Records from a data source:
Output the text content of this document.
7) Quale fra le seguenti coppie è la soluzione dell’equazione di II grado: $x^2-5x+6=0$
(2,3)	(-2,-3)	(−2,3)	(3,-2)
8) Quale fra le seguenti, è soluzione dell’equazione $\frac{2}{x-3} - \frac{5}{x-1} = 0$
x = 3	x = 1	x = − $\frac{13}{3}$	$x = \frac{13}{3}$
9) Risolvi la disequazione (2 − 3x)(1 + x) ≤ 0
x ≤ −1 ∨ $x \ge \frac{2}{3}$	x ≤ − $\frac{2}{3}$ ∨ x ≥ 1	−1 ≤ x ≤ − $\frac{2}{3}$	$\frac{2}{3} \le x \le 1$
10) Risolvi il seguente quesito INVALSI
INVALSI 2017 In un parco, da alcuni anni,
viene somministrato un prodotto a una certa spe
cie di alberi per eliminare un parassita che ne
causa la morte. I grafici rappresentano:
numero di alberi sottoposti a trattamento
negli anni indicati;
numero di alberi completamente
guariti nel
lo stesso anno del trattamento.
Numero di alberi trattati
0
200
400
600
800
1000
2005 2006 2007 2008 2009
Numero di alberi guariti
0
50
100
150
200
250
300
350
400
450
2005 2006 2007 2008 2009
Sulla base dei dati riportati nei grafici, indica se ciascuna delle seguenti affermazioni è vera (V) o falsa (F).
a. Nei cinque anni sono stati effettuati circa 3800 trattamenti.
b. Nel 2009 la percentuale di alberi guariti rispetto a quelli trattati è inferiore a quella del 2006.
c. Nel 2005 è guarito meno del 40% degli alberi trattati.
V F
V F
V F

- [Instructions to follow]
All of the entries should be written out again exactly.

- [Correct result]
Output the text content of this document.
7) Quale fra le seguenti coppie è la soluzione dell’equazione di II grado: $x^2-5x+6=0$
(2,3)	(-2,-3)	(−2,3)	(3,-2)
8) Quale fra le seguenti, è soluzione dell’equazione $\frac{2}{x-3} - \frac{5}{x-1} = 0$
x = 3	x = 1	x = − $\frac{13}{3}$	$x = \frac{13}{3}$
9) Risolvi la disequazione (2 − 3x)(1 + x) ≤ 0
x ≤ −1 ∨ $x \ge \frac{2}{3}$	x ≤ − $\frac{2}{3}$ ∨ x ≥ 1	−1 ≤ x ≤ − $\frac{2}{3}$	$\frac{2}{3} \le x \le 1$
10) Risolvi il seguente quesito INVALSI
INVALSI 2017 In un parco, da alcuni anni,
viene somministrato un prodotto a una certa spe
cie di alberi per eliminare un parassita che ne
causa la morte. I grafici rappresentano:
numero di alberi sottoposti a trattamento
negli anni indicati;
numero di alberi completamente
guariti nel
lo stesso anno del trattamento.
Numero di alberi trattati
0
200
400
600
800
1000
2005 2006 2007 2008 2009
Numero di alberi guariti
0
50
100
150
200
250
300
350
400
450
2005 2006 2007 2008 2009
Sulla base dei dati riportati nei grafici, indica se ciascuna delle seguenti affermazioni è vera (V) o falsa (F).
a. Nei cinque anni sono stati effettuati circa 3800 trattamenti.
b. Nel 2009 la percentuale di alberi guariti rispetto a quelli trattati è inferiore a quella del 2006.
c. Nel 2005 è guarito meno del 40% degli alberi trattati.
V F
V F
V F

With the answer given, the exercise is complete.